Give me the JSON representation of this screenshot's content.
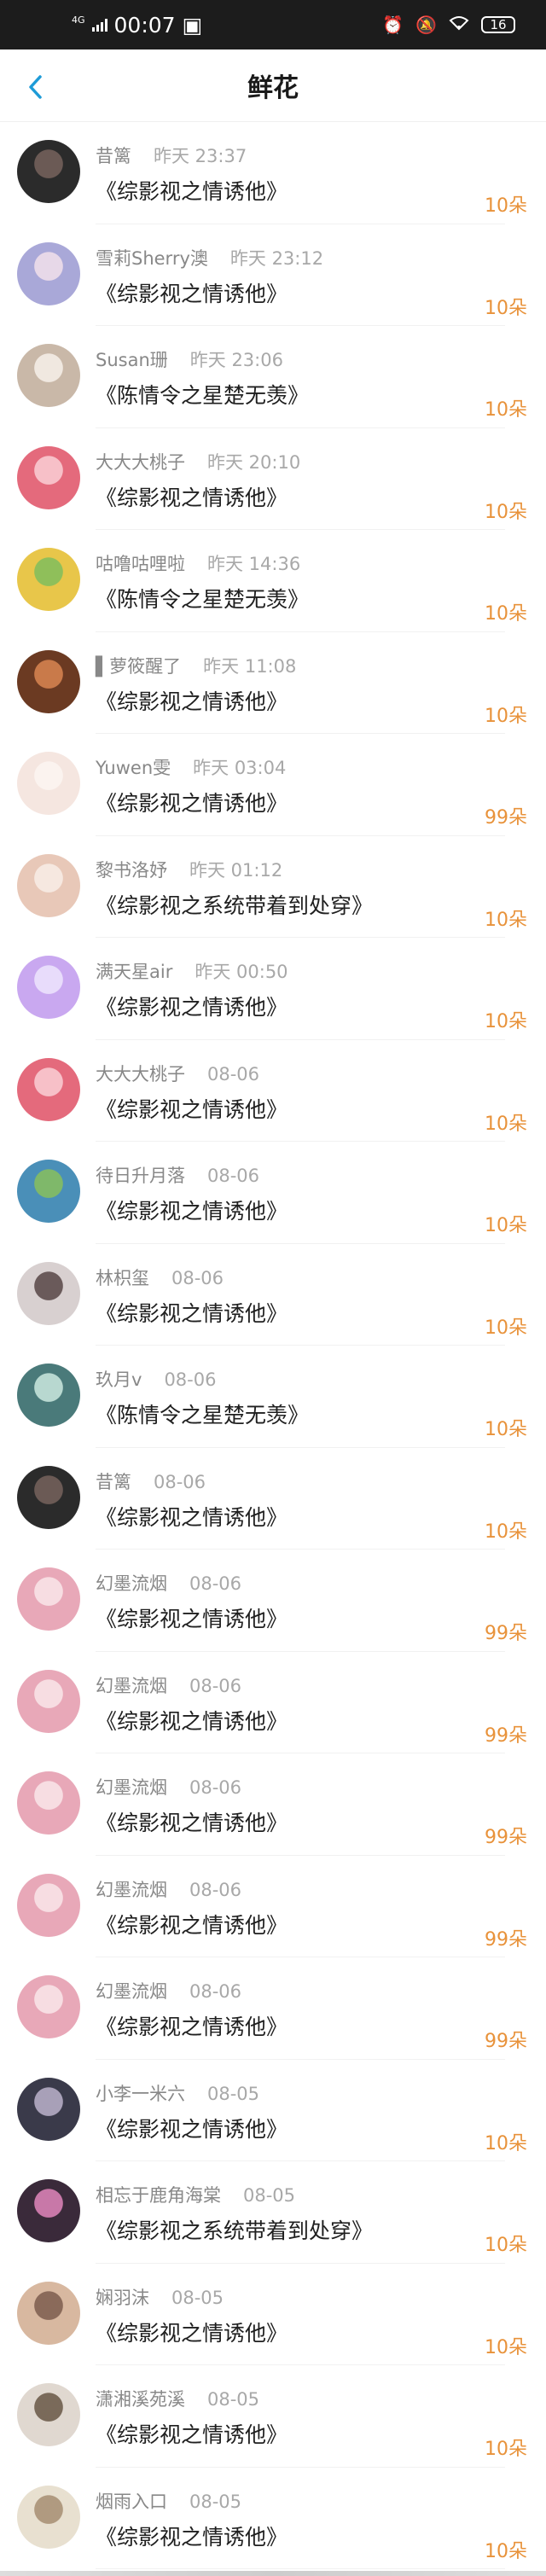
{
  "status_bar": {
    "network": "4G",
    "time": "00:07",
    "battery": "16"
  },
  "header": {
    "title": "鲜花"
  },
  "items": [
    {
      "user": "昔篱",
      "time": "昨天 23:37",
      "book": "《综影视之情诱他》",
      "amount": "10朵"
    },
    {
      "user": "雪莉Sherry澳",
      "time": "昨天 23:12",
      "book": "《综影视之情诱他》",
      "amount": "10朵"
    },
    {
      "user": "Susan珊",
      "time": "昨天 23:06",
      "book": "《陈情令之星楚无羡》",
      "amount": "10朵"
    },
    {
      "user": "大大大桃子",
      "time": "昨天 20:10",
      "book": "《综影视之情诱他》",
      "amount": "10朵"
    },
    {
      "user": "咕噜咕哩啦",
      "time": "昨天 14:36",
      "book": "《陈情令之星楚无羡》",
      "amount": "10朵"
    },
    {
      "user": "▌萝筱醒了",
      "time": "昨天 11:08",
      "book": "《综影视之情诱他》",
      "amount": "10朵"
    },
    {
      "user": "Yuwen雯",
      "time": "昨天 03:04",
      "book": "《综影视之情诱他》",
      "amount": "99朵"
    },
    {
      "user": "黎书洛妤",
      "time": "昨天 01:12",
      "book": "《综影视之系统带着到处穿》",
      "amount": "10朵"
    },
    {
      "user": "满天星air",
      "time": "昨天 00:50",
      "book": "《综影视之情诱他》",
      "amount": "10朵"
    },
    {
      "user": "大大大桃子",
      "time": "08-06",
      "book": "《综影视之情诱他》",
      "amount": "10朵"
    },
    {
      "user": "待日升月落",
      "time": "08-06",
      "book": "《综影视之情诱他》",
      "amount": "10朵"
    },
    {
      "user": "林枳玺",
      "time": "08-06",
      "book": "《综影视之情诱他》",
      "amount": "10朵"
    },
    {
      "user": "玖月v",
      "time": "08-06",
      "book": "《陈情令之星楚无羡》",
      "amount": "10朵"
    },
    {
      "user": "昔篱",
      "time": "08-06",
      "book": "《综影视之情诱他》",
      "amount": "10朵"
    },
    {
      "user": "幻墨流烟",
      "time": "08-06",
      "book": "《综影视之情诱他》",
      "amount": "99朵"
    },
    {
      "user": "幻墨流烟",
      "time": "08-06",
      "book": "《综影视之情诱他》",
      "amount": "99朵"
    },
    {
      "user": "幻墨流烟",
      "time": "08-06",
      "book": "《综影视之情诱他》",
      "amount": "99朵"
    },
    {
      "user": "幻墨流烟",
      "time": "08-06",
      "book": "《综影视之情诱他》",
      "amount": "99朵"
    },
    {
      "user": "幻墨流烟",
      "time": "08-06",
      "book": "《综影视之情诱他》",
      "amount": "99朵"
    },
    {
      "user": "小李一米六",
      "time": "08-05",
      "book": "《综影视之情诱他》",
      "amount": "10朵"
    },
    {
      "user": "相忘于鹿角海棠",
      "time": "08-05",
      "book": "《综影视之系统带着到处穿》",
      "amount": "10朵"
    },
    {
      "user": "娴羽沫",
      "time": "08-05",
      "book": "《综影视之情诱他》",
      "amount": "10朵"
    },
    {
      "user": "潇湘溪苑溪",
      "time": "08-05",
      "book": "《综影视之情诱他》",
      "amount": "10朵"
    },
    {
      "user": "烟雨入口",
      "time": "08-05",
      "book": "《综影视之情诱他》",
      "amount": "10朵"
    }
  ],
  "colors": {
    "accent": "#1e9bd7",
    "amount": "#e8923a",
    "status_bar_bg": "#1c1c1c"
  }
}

::::

## Problem requirements
The records above must be echoed exactly, minus their pictures.

## Answer to this problem
Give me the JSON representation of this screenshot's content.
{
  "status_bar": {
    "network": "4G",
    "time": "00:07",
    "battery": "16"
  },
  "header": {
    "title": "鲜花"
  },
  "items": [
    {
      "user": "昔篱",
      "time": "昨天 23:37",
      "book": "《综影视之情诱他》",
      "amount": "10朵"
    },
    {
      "user": "雪莉Sherry澳",
      "time": "昨天 23:12",
      "book": "《综影视之情诱他》",
      "amount": "10朵"
    },
    {
      "user": "Susan珊",
      "time": "昨天 23:06",
      "book": "《陈情令之星楚无羡》",
      "amount": "10朵"
    },
    {
      "user": "大大大桃子",
      "time": "昨天 20:10",
      "book": "《综影视之情诱他》",
      "amount": "10朵"
    },
    {
      "user": "咕噜咕哩啦",
      "time": "昨天 14:36",
      "book": "《陈情令之星楚无羡》",
      "amount": "10朵"
    },
    {
      "user": "▌萝筱醒了",
      "time": "昨天 11:08",
      "book": "《综影视之情诱他》",
      "amount": "10朵"
    },
    {
      "user": "Yuwen雯",
      "time": "昨天 03:04",
      "book": "《综影视之情诱他》",
      "amount": "99朵"
    },
    {
      "user": "黎书洛妤",
      "time": "昨天 01:12",
      "book": "《综影视之系统带着到处穿》",
      "amount": "10朵"
    },
    {
      "user": "满天星air",
      "time": "昨天 00:50",
      "book": "《综影视之情诱他》",
      "amount": "10朵"
    },
    {
      "user": "大大大桃子",
      "time": "08-06",
      "book": "《综影视之情诱他》",
      "amount": "10朵"
    },
    {
      "user": "待日升月落",
      "time": "08-06",
      "book": "《综影视之情诱他》",
      "amount": "10朵"
    },
    {
      "user": "林枳玺",
      "time": "08-06",
      "book": "《综影视之情诱他》",
      "amount": "10朵"
    },
    {
      "user": "玖月v",
      "time": "08-06",
      "book": "《陈情令之星楚无羡》",
      "amount": "10朵"
    },
    {
      "user": "昔篱",
      "time": "08-06",
      "book": "《综影视之情诱他》",
      "amount": "10朵"
    },
    {
      "user": "幻墨流烟",
      "time": "08-06",
      "book": "《综影视之情诱他》",
      "amount": "99朵"
    },
    {
      "user": "幻墨流烟",
      "time": "08-06",
      "book": "《综影视之情诱他》",
      "amount": "99朵"
    },
    {
      "user": "幻墨流烟",
      "time": "08-06",
      "book": "《综影视之情诱他》",
      "amount": "99朵"
    },
    {
      "user": "幻墨流烟",
      "time": "08-06",
      "book": "《综影视之情诱他》",
      "amount": "99朵"
    },
    {
      "user": "幻墨流烟",
      "time": "08-06",
      "book": "《综影视之情诱他》",
      "amount": "99朵"
    },
    {
      "user": "小李一米六",
      "time": "08-05",
      "book": "《综影视之情诱他》",
      "amount": "10朵"
    },
    {
      "user": "相忘于鹿角海棠",
      "time": "08-05",
      "book": "《综影视之系统带着到处穿》",
      "amount": "10朵"
    },
    {
      "user": "娴羽沫",
      "time": "08-05",
      "book": "《综影视之情诱他》",
      "amount": "10朵"
    },
    {
      "user": "潇湘溪苑溪",
      "time": "08-05",
      "book": "《综影视之情诱他》",
      "amount": "10朵"
    },
    {
      "user": "烟雨入口",
      "time": "08-05",
      "book": "《综影视之情诱他》",
      "amount": "10朵"
    }
  ],
  "colors": {
    "accent": "#1e9bd7",
    "amount": "#e8923a",
    "status_bar_bg": "#1c1c1c"
  }
}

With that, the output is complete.